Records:
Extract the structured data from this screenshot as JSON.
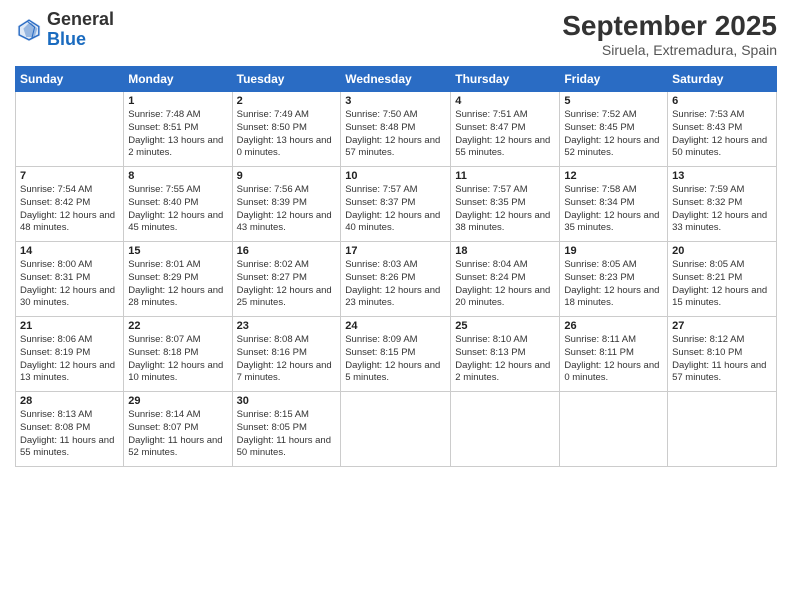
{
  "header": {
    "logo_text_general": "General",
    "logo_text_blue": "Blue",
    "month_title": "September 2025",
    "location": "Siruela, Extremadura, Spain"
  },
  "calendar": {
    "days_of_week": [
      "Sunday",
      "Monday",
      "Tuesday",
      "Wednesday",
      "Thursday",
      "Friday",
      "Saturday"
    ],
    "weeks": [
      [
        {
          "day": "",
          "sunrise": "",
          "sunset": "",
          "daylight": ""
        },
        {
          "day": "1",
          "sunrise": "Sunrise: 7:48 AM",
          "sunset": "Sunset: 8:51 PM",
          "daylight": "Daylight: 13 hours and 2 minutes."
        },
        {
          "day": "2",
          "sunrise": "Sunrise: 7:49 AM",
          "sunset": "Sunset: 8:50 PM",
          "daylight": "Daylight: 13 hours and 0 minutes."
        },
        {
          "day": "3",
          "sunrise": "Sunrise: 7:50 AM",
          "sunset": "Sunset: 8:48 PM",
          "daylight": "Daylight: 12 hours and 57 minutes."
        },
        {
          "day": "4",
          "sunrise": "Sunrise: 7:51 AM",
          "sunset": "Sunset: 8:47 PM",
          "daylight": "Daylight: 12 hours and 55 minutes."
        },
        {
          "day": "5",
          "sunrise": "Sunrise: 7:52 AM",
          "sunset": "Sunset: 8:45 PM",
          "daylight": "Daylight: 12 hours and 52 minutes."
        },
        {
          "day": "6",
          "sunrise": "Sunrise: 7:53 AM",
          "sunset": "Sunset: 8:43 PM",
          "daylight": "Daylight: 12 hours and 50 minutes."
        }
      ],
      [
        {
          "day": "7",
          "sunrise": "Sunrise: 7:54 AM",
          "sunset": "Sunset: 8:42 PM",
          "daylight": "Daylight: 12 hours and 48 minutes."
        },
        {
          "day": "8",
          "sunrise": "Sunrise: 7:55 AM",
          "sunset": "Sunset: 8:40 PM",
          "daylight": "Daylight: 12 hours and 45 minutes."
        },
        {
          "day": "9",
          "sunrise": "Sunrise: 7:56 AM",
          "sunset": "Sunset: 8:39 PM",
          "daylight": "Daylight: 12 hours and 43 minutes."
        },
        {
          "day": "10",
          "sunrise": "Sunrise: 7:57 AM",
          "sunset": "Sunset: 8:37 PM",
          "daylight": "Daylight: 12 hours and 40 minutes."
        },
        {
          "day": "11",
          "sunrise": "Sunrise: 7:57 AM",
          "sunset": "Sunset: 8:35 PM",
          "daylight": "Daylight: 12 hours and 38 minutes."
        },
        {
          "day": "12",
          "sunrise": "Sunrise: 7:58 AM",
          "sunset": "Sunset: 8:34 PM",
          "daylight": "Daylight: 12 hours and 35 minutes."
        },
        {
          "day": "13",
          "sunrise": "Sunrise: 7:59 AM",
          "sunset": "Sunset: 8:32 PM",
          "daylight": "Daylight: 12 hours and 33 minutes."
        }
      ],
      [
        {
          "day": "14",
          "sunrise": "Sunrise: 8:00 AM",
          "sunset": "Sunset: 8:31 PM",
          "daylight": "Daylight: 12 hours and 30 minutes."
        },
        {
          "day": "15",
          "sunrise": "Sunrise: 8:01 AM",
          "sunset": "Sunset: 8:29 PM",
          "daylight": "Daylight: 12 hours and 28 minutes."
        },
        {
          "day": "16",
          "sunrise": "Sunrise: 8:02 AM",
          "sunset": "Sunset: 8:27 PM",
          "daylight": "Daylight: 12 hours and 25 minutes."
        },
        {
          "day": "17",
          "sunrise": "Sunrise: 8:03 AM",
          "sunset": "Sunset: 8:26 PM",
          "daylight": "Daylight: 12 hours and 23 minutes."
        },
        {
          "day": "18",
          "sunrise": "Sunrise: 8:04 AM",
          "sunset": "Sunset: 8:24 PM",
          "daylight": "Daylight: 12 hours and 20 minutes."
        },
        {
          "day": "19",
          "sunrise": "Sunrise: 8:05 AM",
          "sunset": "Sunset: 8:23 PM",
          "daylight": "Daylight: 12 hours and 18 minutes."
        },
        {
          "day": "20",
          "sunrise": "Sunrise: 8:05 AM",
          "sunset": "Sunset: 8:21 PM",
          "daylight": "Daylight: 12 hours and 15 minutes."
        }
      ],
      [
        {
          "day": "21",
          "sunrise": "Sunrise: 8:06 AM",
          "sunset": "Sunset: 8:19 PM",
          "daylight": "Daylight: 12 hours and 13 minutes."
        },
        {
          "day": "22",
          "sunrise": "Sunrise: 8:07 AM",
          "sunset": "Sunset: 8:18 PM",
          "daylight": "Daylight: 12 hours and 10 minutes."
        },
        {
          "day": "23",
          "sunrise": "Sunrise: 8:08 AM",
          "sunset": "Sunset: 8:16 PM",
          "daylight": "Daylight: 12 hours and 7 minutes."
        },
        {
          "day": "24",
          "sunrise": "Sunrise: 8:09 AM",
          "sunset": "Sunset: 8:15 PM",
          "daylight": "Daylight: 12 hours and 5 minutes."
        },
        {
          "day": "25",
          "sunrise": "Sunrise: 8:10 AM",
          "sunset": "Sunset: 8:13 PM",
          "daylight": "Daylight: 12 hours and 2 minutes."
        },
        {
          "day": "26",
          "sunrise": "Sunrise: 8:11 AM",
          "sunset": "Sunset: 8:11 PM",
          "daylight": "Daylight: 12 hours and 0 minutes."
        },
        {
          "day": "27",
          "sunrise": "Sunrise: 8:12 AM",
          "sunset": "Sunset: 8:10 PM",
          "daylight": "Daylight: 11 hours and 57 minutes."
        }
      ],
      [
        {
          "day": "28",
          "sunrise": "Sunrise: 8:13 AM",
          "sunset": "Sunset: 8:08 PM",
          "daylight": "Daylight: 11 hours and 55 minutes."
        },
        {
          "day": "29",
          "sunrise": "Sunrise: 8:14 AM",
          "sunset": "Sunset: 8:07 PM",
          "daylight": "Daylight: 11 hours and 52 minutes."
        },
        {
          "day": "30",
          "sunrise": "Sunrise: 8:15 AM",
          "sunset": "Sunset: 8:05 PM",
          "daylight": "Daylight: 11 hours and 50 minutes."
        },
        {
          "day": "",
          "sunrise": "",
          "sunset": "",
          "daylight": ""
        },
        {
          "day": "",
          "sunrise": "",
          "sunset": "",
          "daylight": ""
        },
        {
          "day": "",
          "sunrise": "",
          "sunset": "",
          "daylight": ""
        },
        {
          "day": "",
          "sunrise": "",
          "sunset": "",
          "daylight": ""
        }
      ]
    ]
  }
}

- [Set task] All of the material above is to be copied exactly, except for its images.

- [Solution to this exercise]
Extract the structured data from this screenshot as JSON.
{
  "header": {
    "logo_text_general": "General",
    "logo_text_blue": "Blue",
    "month_title": "September 2025",
    "location": "Siruela, Extremadura, Spain"
  },
  "calendar": {
    "days_of_week": [
      "Sunday",
      "Monday",
      "Tuesday",
      "Wednesday",
      "Thursday",
      "Friday",
      "Saturday"
    ],
    "weeks": [
      [
        {
          "day": "",
          "sunrise": "",
          "sunset": "",
          "daylight": ""
        },
        {
          "day": "1",
          "sunrise": "Sunrise: 7:48 AM",
          "sunset": "Sunset: 8:51 PM",
          "daylight": "Daylight: 13 hours and 2 minutes."
        },
        {
          "day": "2",
          "sunrise": "Sunrise: 7:49 AM",
          "sunset": "Sunset: 8:50 PM",
          "daylight": "Daylight: 13 hours and 0 minutes."
        },
        {
          "day": "3",
          "sunrise": "Sunrise: 7:50 AM",
          "sunset": "Sunset: 8:48 PM",
          "daylight": "Daylight: 12 hours and 57 minutes."
        },
        {
          "day": "4",
          "sunrise": "Sunrise: 7:51 AM",
          "sunset": "Sunset: 8:47 PM",
          "daylight": "Daylight: 12 hours and 55 minutes."
        },
        {
          "day": "5",
          "sunrise": "Sunrise: 7:52 AM",
          "sunset": "Sunset: 8:45 PM",
          "daylight": "Daylight: 12 hours and 52 minutes."
        },
        {
          "day": "6",
          "sunrise": "Sunrise: 7:53 AM",
          "sunset": "Sunset: 8:43 PM",
          "daylight": "Daylight: 12 hours and 50 minutes."
        }
      ],
      [
        {
          "day": "7",
          "sunrise": "Sunrise: 7:54 AM",
          "sunset": "Sunset: 8:42 PM",
          "daylight": "Daylight: 12 hours and 48 minutes."
        },
        {
          "day": "8",
          "sunrise": "Sunrise: 7:55 AM",
          "sunset": "Sunset: 8:40 PM",
          "daylight": "Daylight: 12 hours and 45 minutes."
        },
        {
          "day": "9",
          "sunrise": "Sunrise: 7:56 AM",
          "sunset": "Sunset: 8:39 PM",
          "daylight": "Daylight: 12 hours and 43 minutes."
        },
        {
          "day": "10",
          "sunrise": "Sunrise: 7:57 AM",
          "sunset": "Sunset: 8:37 PM",
          "daylight": "Daylight: 12 hours and 40 minutes."
        },
        {
          "day": "11",
          "sunrise": "Sunrise: 7:57 AM",
          "sunset": "Sunset: 8:35 PM",
          "daylight": "Daylight: 12 hours and 38 minutes."
        },
        {
          "day": "12",
          "sunrise": "Sunrise: 7:58 AM",
          "sunset": "Sunset: 8:34 PM",
          "daylight": "Daylight: 12 hours and 35 minutes."
        },
        {
          "day": "13",
          "sunrise": "Sunrise: 7:59 AM",
          "sunset": "Sunset: 8:32 PM",
          "daylight": "Daylight: 12 hours and 33 minutes."
        }
      ],
      [
        {
          "day": "14",
          "sunrise": "Sunrise: 8:00 AM",
          "sunset": "Sunset: 8:31 PM",
          "daylight": "Daylight: 12 hours and 30 minutes."
        },
        {
          "day": "15",
          "sunrise": "Sunrise: 8:01 AM",
          "sunset": "Sunset: 8:29 PM",
          "daylight": "Daylight: 12 hours and 28 minutes."
        },
        {
          "day": "16",
          "sunrise": "Sunrise: 8:02 AM",
          "sunset": "Sunset: 8:27 PM",
          "daylight": "Daylight: 12 hours and 25 minutes."
        },
        {
          "day": "17",
          "sunrise": "Sunrise: 8:03 AM",
          "sunset": "Sunset: 8:26 PM",
          "daylight": "Daylight: 12 hours and 23 minutes."
        },
        {
          "day": "18",
          "sunrise": "Sunrise: 8:04 AM",
          "sunset": "Sunset: 8:24 PM",
          "daylight": "Daylight: 12 hours and 20 minutes."
        },
        {
          "day": "19",
          "sunrise": "Sunrise: 8:05 AM",
          "sunset": "Sunset: 8:23 PM",
          "daylight": "Daylight: 12 hours and 18 minutes."
        },
        {
          "day": "20",
          "sunrise": "Sunrise: 8:05 AM",
          "sunset": "Sunset: 8:21 PM",
          "daylight": "Daylight: 12 hours and 15 minutes."
        }
      ],
      [
        {
          "day": "21",
          "sunrise": "Sunrise: 8:06 AM",
          "sunset": "Sunset: 8:19 PM",
          "daylight": "Daylight: 12 hours and 13 minutes."
        },
        {
          "day": "22",
          "sunrise": "Sunrise: 8:07 AM",
          "sunset": "Sunset: 8:18 PM",
          "daylight": "Daylight: 12 hours and 10 minutes."
        },
        {
          "day": "23",
          "sunrise": "Sunrise: 8:08 AM",
          "sunset": "Sunset: 8:16 PM",
          "daylight": "Daylight: 12 hours and 7 minutes."
        },
        {
          "day": "24",
          "sunrise": "Sunrise: 8:09 AM",
          "sunset": "Sunset: 8:15 PM",
          "daylight": "Daylight: 12 hours and 5 minutes."
        },
        {
          "day": "25",
          "sunrise": "Sunrise: 8:10 AM",
          "sunset": "Sunset: 8:13 PM",
          "daylight": "Daylight: 12 hours and 2 minutes."
        },
        {
          "day": "26",
          "sunrise": "Sunrise: 8:11 AM",
          "sunset": "Sunset: 8:11 PM",
          "daylight": "Daylight: 12 hours and 0 minutes."
        },
        {
          "day": "27",
          "sunrise": "Sunrise: 8:12 AM",
          "sunset": "Sunset: 8:10 PM",
          "daylight": "Daylight: 11 hours and 57 minutes."
        }
      ],
      [
        {
          "day": "28",
          "sunrise": "Sunrise: 8:13 AM",
          "sunset": "Sunset: 8:08 PM",
          "daylight": "Daylight: 11 hours and 55 minutes."
        },
        {
          "day": "29",
          "sunrise": "Sunrise: 8:14 AM",
          "sunset": "Sunset: 8:07 PM",
          "daylight": "Daylight: 11 hours and 52 minutes."
        },
        {
          "day": "30",
          "sunrise": "Sunrise: 8:15 AM",
          "sunset": "Sunset: 8:05 PM",
          "daylight": "Daylight: 11 hours and 50 minutes."
        },
        {
          "day": "",
          "sunrise": "",
          "sunset": "",
          "daylight": ""
        },
        {
          "day": "",
          "sunrise": "",
          "sunset": "",
          "daylight": ""
        },
        {
          "day": "",
          "sunrise": "",
          "sunset": "",
          "daylight": ""
        },
        {
          "day": "",
          "sunrise": "",
          "sunset": "",
          "daylight": ""
        }
      ]
    ]
  }
}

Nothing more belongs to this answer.